* Work instructions: Render the following material again verbatim, leaving nothing out.

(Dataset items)
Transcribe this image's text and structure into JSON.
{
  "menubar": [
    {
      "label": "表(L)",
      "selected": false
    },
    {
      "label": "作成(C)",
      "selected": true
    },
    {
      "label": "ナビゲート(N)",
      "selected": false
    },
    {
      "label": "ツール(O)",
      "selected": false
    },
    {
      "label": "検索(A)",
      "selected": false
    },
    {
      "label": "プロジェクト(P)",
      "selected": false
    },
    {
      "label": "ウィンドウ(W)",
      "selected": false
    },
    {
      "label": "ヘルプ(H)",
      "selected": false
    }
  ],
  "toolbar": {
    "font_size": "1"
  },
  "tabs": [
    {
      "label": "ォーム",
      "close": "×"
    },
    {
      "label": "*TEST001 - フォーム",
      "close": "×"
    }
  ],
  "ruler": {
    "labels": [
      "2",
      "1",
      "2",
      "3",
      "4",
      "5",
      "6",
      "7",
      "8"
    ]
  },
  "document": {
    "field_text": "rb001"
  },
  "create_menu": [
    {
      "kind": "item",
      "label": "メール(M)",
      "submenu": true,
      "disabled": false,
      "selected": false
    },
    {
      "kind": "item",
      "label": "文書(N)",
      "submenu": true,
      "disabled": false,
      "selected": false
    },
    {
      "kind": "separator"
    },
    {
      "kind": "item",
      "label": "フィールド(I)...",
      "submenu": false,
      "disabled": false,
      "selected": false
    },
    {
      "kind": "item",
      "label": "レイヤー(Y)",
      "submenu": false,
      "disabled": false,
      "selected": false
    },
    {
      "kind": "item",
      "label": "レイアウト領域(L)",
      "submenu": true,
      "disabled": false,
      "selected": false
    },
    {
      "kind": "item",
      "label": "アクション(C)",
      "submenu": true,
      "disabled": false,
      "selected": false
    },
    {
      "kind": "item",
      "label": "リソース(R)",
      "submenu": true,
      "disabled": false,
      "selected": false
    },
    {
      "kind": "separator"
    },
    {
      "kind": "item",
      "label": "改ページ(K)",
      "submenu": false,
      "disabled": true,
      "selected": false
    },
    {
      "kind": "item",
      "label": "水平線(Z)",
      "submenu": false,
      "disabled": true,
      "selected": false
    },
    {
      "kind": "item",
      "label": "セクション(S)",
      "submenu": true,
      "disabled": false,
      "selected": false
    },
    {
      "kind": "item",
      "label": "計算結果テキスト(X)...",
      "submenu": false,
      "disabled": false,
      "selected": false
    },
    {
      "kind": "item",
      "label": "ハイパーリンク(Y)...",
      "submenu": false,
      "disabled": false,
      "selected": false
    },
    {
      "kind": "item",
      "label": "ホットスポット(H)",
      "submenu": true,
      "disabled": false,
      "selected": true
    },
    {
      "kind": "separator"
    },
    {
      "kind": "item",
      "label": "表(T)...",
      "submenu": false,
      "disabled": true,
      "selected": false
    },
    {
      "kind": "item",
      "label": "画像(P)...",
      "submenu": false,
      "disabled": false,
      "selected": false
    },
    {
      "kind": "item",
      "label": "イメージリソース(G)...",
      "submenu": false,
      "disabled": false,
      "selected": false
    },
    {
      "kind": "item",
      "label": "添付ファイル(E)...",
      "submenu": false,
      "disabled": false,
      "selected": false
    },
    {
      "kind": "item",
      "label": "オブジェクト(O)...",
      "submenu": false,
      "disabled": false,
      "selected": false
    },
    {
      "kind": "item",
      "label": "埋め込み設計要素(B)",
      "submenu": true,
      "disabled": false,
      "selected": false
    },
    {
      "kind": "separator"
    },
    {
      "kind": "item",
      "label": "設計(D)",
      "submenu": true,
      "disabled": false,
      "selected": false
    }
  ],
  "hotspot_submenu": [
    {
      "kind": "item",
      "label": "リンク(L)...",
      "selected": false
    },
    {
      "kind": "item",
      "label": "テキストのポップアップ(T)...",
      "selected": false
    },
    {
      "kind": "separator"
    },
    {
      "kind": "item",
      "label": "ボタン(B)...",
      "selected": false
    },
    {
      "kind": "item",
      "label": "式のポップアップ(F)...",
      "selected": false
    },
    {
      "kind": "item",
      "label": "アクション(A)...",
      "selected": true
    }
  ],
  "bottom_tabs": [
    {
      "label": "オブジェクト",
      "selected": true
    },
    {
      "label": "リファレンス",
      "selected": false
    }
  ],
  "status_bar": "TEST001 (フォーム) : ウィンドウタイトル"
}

* Written solution:
Transcribe this image's text and structure into JSON.
{
  "menubar": [
    {
      "label": "表(L)",
      "selected": false
    },
    {
      "label": "作成(C)",
      "selected": true
    },
    {
      "label": "ナビゲート(N)",
      "selected": false
    },
    {
      "label": "ツール(O)",
      "selected": false
    },
    {
      "label": "検索(A)",
      "selected": false
    },
    {
      "label": "プロジェクト(P)",
      "selected": false
    },
    {
      "label": "ウィンドウ(W)",
      "selected": false
    },
    {
      "label": "ヘルプ(H)",
      "selected": false
    }
  ],
  "toolbar": {
    "font_size": "1"
  },
  "tabs": [
    {
      "label": "ォーム",
      "close": "×"
    },
    {
      "label": "*TEST001 - フォーム",
      "close": "×"
    }
  ],
  "ruler": {
    "labels": [
      "2",
      "1",
      "2",
      "3",
      "4",
      "5",
      "6",
      "7",
      "8"
    ]
  },
  "document": {
    "field_text": "rb001"
  },
  "create_menu": [
    {
      "kind": "item",
      "label": "メール(M)",
      "submenu": true,
      "disabled": false,
      "selected": false
    },
    {
      "kind": "item",
      "label": "文書(N)",
      "submenu": true,
      "disabled": false,
      "selected": false
    },
    {
      "kind": "separator"
    },
    {
      "kind": "item",
      "label": "フィールド(I)...",
      "submenu": false,
      "disabled": false,
      "selected": false
    },
    {
      "kind": "item",
      "label": "レイヤー(Y)",
      "submenu": false,
      "disabled": false,
      "selected": false
    },
    {
      "kind": "item",
      "label": "レイアウト領域(L)",
      "submenu": true,
      "disabled": false,
      "selected": false
    },
    {
      "kind": "item",
      "label": "アクション(C)",
      "submenu": true,
      "disabled": false,
      "selected": false
    },
    {
      "kind": "item",
      "label": "リソース(R)",
      "submenu": true,
      "disabled": false,
      "selected": false
    },
    {
      "kind": "separator"
    },
    {
      "kind": "item",
      "label": "改ページ(K)",
      "submenu": false,
      "disabled": true,
      "selected": false
    },
    {
      "kind": "item",
      "label": "水平線(Z)",
      "submenu": false,
      "disabled": true,
      "selected": false
    },
    {
      "kind": "item",
      "label": "セクション(S)",
      "submenu": true,
      "disabled": false,
      "selected": false
    },
    {
      "kind": "item",
      "label": "計算結果テキスト(X)...",
      "submenu": false,
      "disabled": false,
      "selected": false
    },
    {
      "kind": "item",
      "label": "ハイパーリンク(Y)...",
      "submenu": false,
      "disabled": false,
      "selected": false
    },
    {
      "kind": "item",
      "label": "ホットスポット(H)",
      "submenu": true,
      "disabled": false,
      "selected": true
    },
    {
      "kind": "separator"
    },
    {
      "kind": "item",
      "label": "表(T)...",
      "submenu": false,
      "disabled": true,
      "selected": false
    },
    {
      "kind": "item",
      "label": "画像(P)...",
      "submenu": false,
      "disabled": false,
      "selected": false
    },
    {
      "kind": "item",
      "label": "イメージリソース(G)...",
      "submenu": false,
      "disabled": false,
      "selected": false
    },
    {
      "kind": "item",
      "label": "添付ファイル(E)...",
      "submenu": false,
      "disabled": false,
      "selected": false
    },
    {
      "kind": "item",
      "label": "オブジェクト(O)...",
      "submenu": false,
      "disabled": false,
      "selected": false
    },
    {
      "kind": "item",
      "label": "埋め込み設計要素(B)",
      "submenu": true,
      "disabled": false,
      "selected": false
    },
    {
      "kind": "separator"
    },
    {
      "kind": "item",
      "label": "設計(D)",
      "submenu": true,
      "disabled": false,
      "selected": false
    }
  ],
  "hotspot_submenu": [
    {
      "kind": "item",
      "label": "リンク(L)...",
      "selected": false
    },
    {
      "kind": "item",
      "label": "テキストのポップアップ(T)...",
      "selected": false
    },
    {
      "kind": "separator"
    },
    {
      "kind": "item",
      "label": "ボタン(B)...",
      "selected": false
    },
    {
      "kind": "item",
      "label": "式のポップアップ(F)...",
      "selected": false
    },
    {
      "kind": "item",
      "label": "アクション(A)...",
      "selected": true
    }
  ],
  "bottom_tabs": [
    {
      "label": "オブジェクト",
      "selected": true
    },
    {
      "label": "リファレンス",
      "selected": false
    }
  ],
  "status_bar": "TEST001 (フォーム) : ウィンドウタイトル"
}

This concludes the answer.